- **Auszug**:
# # # # #

Tahira Hasan unter dem Wandgemälde im Fearless Collective. Sie lobt den Zusammenhalt zwischen Frauen verschiedener Religionen in Indien. Frauen innerhalb und außerhalb Indiens fordern Toleranz und ein Ende der Hassreden in dem asiatischen Land. (Foto von Mehru Jaffer/IPS)
Immer mehr Frauen aus verschiedenen sozialen Hintergründen und Orten Indiens und dem Rest der Welt erheben ihre Stimme gegen die Behandlung religiöser und ethnischer Minderheiten in dem asiatischen Land.
„Die Einheit und Sicherheit der Bürger ist die wichtigste Voraussetzung für die Sicherheit eines Landes“, sagte Roop Rekha Varma, ehemalige Vizekanzlerin der Universität Lucknow in der multikulturellen und multireligiösen Hauptstadt des Bundesstaates Uttath Pradesh in Nord-Zentral-Indien den IPS.
Zusammen mit Ramesh Dixit, einem ehemaligen Professor an derselben akademischen Einrichtung, reichte Varma bei einer örtlichen Polizeistation eine Beschwerde gegen Hassreden von Personen ein, die buchstäblich damit gedroht hatten, Muslime in Indien zu töten.
Kürzlich wurden bei einem Konklave im Dezember 2021 in der nördlichen Stadt Haridwar, die im indischen Teil des Himalayas und 200 Kilometer nördlich der Hauptstadt Neu-Delhi liegt, provokative Reden gehalten, in denen angeblich zum Völkermord an Muslimen aufgerufen wurde.
„Wenn 100 von uns Soldaten werden und bereit sind, zwei Millionen (Muslime) zu töten, dann werden wir gewinnen … wir werden Indien beschützen und es zu einer hinduistischen Nation machen“, sagte Pooja Shakun Pandey, ein hochrangiges Mitglied der rechten hinduistischen Mahasabha-Partei laut einer Videoaufzeichnung des Treffens.
Pandey, Wasim Rizvi alias Jitendra Narayan Tyagi, Yati Narsinghanand Saraswati und Sagar Sindhu Maharaj werden für ihre ähnlich formulierten Äußerungen wegen Anstiftung zum Hass angeklagt.
Varma sagte gegenüber IPS, sie sei schockiert über die jüngste Zunahme unprovozierter Vorfälle gegen Muslime, einschließlich muslimischer Frauen.
Sunita Viswanath, Gründerin und Geschäftsführerin von Hindus for Human Rights, einer in den USA ansässigen zivilgesellschaftlichen Organisation, ist ebenso alarmiert.
„Muslimische Frauen in Indien wird der Zugang zu Universitäten verwehrt, weil sie den Hijab tragen. In diesem Land, in dem der Premierminister (Hindu-Nationalist Nerendra Modi) an die Macht kam und Gleichberechtigung für Frauen versprach“, sagte Viswanath.
Und sie fügte hinzu: „Es ist klar, dass nicht alle gleichbehandelt werden. Wenn das keine Apartheid ist, sagen Sie uns bitte, was es ist.“
Die Aktivistin bezog sich auf die Kontroverse, die im Januar ausbrach, als eine öffentliche Universität im Bezirk Udupi im Bundesstaat Karnataka Studentinnen wegen des Tragens von Kopftüchern den Besuch von Kursen untersagte. Die Angelegenheit liegt nun in den Händen der Justiz.

# # # # #

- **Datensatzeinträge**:
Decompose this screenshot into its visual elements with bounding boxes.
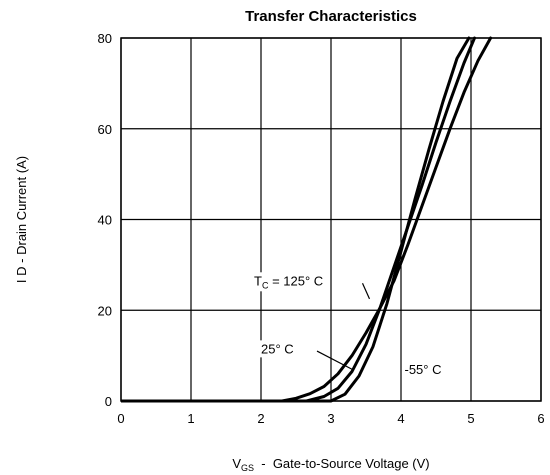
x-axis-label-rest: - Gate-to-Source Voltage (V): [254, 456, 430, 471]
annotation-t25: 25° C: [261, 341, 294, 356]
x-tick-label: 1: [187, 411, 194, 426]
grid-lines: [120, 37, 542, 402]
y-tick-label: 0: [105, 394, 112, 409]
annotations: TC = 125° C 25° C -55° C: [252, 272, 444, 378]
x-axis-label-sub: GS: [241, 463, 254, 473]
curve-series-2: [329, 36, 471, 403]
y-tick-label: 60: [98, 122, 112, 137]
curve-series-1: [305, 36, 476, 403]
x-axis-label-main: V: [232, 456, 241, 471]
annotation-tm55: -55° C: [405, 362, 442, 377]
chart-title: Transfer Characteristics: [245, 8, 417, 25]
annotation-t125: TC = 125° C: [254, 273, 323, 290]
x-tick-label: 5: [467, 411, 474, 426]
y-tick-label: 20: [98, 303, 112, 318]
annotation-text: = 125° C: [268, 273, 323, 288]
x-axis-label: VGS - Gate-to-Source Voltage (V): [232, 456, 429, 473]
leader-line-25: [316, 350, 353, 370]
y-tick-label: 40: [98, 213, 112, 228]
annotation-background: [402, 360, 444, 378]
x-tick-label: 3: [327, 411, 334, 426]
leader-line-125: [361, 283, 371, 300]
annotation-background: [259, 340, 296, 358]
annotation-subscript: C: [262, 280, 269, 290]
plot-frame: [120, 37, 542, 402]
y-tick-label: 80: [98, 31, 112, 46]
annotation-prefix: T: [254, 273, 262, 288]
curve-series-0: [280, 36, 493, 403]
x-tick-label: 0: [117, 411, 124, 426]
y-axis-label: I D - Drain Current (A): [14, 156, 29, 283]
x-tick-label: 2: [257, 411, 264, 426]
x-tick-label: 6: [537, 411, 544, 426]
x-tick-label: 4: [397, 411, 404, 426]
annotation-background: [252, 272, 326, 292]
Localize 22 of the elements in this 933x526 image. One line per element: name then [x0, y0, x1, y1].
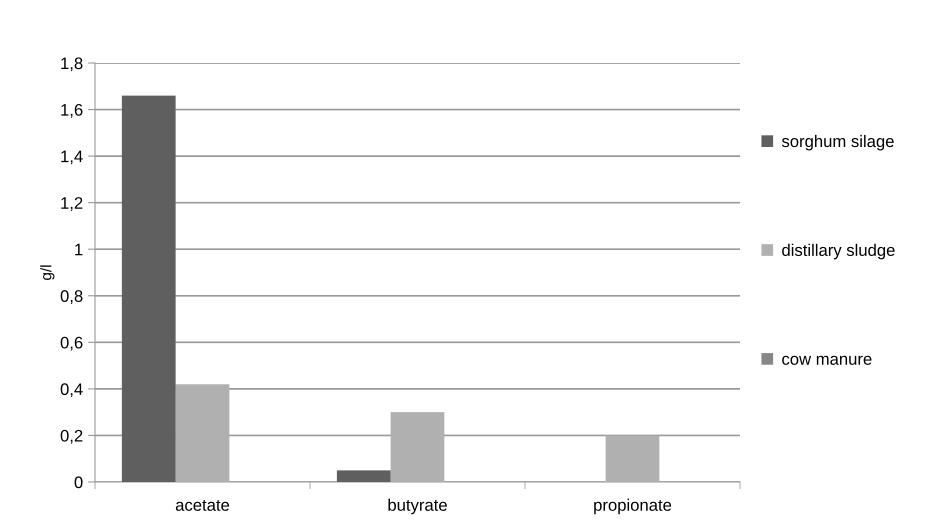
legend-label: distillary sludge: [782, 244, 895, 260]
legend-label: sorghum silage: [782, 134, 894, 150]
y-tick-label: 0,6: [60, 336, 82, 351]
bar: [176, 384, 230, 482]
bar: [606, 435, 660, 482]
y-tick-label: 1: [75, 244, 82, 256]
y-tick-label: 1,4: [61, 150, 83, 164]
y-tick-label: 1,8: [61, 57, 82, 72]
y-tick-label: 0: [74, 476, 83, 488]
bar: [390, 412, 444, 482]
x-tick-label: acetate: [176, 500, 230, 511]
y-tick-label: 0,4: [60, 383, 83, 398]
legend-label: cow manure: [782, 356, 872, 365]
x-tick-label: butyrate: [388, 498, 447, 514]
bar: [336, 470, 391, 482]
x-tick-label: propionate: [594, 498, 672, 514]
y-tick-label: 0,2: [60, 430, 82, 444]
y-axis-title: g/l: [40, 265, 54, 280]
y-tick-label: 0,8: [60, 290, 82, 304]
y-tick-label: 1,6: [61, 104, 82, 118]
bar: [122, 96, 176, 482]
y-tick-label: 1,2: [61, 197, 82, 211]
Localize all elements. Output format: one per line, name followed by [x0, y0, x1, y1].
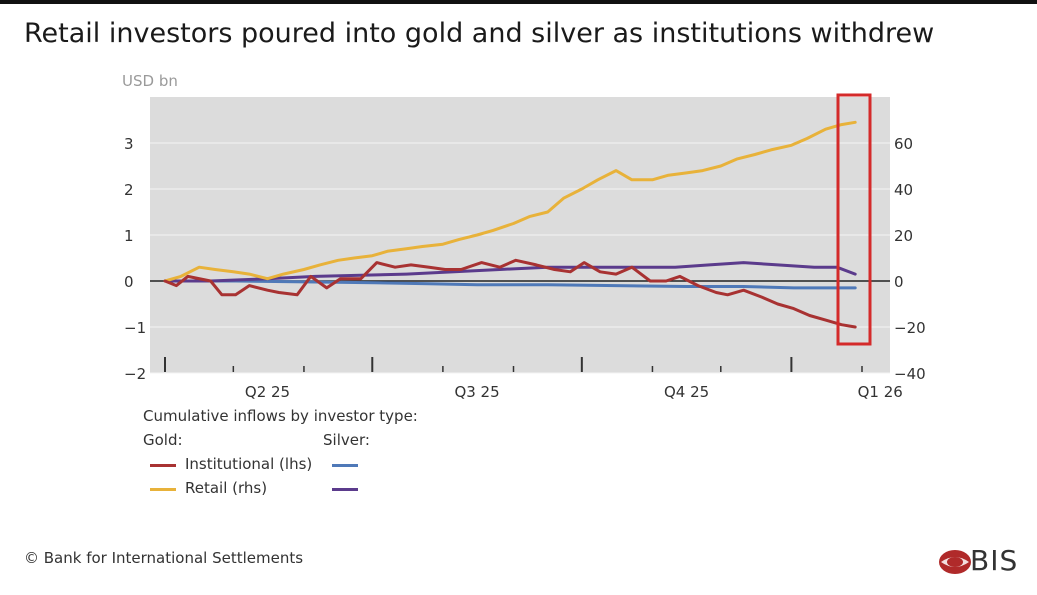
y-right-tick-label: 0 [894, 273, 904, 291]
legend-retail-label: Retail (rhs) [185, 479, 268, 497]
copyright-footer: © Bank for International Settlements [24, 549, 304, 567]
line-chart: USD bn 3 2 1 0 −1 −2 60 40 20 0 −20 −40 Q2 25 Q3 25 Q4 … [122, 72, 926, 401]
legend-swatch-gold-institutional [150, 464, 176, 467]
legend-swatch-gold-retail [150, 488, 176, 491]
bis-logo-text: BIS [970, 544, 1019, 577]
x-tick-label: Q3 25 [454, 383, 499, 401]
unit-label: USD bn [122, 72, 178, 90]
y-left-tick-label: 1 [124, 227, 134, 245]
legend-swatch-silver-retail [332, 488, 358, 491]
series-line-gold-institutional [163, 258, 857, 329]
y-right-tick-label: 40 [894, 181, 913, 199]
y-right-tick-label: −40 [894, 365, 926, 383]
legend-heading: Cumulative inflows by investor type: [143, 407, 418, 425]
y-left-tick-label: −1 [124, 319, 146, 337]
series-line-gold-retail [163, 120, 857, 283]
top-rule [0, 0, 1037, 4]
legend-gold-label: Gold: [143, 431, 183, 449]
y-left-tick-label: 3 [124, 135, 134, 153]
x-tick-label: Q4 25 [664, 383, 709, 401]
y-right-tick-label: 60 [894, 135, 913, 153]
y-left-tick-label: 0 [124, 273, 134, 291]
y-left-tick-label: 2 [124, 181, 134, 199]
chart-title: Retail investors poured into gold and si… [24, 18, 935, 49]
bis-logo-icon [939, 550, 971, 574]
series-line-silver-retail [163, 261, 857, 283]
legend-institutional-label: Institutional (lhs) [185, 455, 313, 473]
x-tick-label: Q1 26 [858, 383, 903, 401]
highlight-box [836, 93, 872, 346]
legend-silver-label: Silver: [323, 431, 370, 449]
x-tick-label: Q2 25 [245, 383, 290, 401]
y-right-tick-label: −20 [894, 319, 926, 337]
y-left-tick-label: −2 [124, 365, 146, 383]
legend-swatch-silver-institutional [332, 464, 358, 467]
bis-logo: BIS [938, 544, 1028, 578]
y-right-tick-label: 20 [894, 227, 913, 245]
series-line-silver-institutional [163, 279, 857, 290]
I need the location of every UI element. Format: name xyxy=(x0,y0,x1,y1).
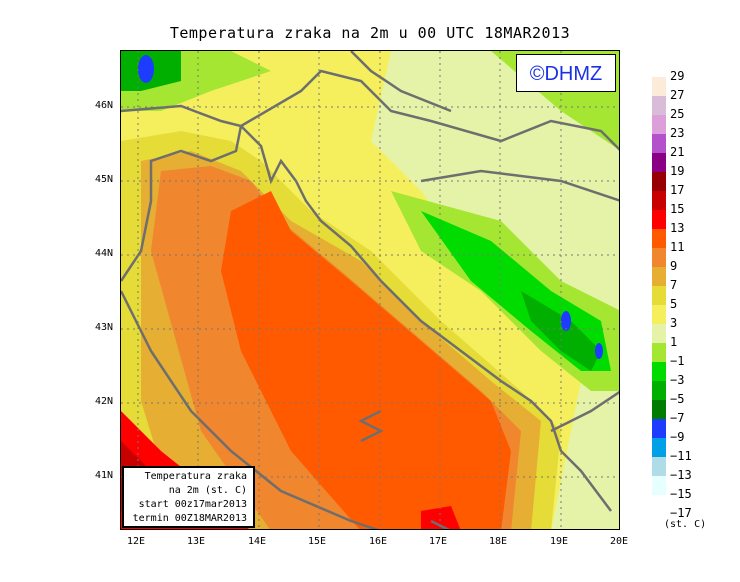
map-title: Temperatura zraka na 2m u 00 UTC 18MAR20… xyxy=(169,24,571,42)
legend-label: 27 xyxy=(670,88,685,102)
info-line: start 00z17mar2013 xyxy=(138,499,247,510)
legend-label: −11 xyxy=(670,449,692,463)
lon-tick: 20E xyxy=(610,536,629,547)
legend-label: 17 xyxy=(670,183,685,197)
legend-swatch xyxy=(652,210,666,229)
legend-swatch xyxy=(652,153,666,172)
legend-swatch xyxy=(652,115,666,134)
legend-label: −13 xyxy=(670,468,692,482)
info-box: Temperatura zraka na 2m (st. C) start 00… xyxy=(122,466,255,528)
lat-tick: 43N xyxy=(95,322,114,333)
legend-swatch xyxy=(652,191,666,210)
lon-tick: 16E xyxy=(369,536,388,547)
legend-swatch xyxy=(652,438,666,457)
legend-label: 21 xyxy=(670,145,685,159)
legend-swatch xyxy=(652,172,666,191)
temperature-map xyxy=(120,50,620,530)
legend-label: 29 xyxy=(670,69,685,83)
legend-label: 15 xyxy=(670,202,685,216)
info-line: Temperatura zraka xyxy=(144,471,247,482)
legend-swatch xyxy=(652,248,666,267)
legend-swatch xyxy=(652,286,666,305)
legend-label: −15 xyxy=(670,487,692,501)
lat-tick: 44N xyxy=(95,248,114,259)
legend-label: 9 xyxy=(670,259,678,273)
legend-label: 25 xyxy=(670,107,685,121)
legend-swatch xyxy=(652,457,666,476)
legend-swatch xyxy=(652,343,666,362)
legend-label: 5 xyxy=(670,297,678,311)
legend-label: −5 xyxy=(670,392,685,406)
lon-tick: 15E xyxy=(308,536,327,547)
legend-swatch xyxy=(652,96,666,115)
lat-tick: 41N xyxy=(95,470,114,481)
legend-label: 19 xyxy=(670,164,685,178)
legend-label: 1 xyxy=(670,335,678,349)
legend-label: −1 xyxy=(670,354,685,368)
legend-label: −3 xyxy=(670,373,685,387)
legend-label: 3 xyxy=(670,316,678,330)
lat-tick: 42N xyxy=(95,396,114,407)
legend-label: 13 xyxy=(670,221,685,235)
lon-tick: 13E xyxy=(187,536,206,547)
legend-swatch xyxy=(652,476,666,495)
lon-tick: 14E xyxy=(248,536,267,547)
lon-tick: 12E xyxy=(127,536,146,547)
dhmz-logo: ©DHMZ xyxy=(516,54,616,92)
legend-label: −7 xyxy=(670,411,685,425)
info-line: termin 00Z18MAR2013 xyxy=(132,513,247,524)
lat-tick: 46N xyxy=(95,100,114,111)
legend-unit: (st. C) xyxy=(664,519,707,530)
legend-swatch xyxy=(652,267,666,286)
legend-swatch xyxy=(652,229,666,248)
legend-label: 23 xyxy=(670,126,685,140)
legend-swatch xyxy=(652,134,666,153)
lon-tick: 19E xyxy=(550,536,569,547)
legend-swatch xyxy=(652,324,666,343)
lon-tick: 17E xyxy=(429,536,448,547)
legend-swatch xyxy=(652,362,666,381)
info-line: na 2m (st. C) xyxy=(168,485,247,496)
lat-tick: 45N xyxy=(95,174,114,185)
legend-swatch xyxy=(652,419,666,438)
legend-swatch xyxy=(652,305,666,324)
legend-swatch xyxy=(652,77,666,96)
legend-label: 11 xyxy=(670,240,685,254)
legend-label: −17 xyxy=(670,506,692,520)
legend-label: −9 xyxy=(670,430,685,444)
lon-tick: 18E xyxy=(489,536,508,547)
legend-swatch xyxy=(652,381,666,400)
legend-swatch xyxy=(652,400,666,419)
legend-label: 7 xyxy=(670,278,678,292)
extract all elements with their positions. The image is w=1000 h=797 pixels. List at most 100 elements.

# # # # #

- **Aufgaben**:
1. Bei welcher Stelle reichten Roop Rekha Varma und Ramesh Dixit laut dem Auszug ihre Beschwerde gegen Hassreden ein?
2. Prüfe, ob die folgenden Aussagen mit dem Auszug übereinstimmen: (a) Das Konklave in Haridwar fand im Dezember 2021 statt. (b) Hindus for Human Rights ist eine in Indien ansässige Organisation. (c) Haridwar liegt 200 Kilometer nördlich von Neu-Delhi.
3. Gib aus dem Auszug den Abschnitt von „Zusammen mit Ramesh“ bis einschließlich „Indien zu töten.“ wortgetreu wieder.
Die Zeilen sind für die Bearbeitung nicht erforderlich.

- **Lösungen**:
1. Sie reichten die Beschwerde bei einer örtlichen Polizeistation ein.

2.
(a) Ja, denn dort heißt es: „bei einem Konklave im Dezember 2021 in der nördlichen Stadt Haridwar“.
(b) Nein, denn dort heißt es: „einer in den USA ansässigen zivilgesellschaftlichen Organisation“.
(c) Ja, denn dort heißt es: „200 Kilometer nördlich der Hauptstadt Neu-Delhi liegt“.

3.
Zusammen mit Ramesh Dixit, einem ehemaligen Professor an derselben akademischen Einrichtung, reichte Varma bei einer örtlichen Polizeistation eine Beschwerde gegen Hassreden von Personen ein, die buchstäblich damit gedroht hatten, Muslime in Indien zu töten.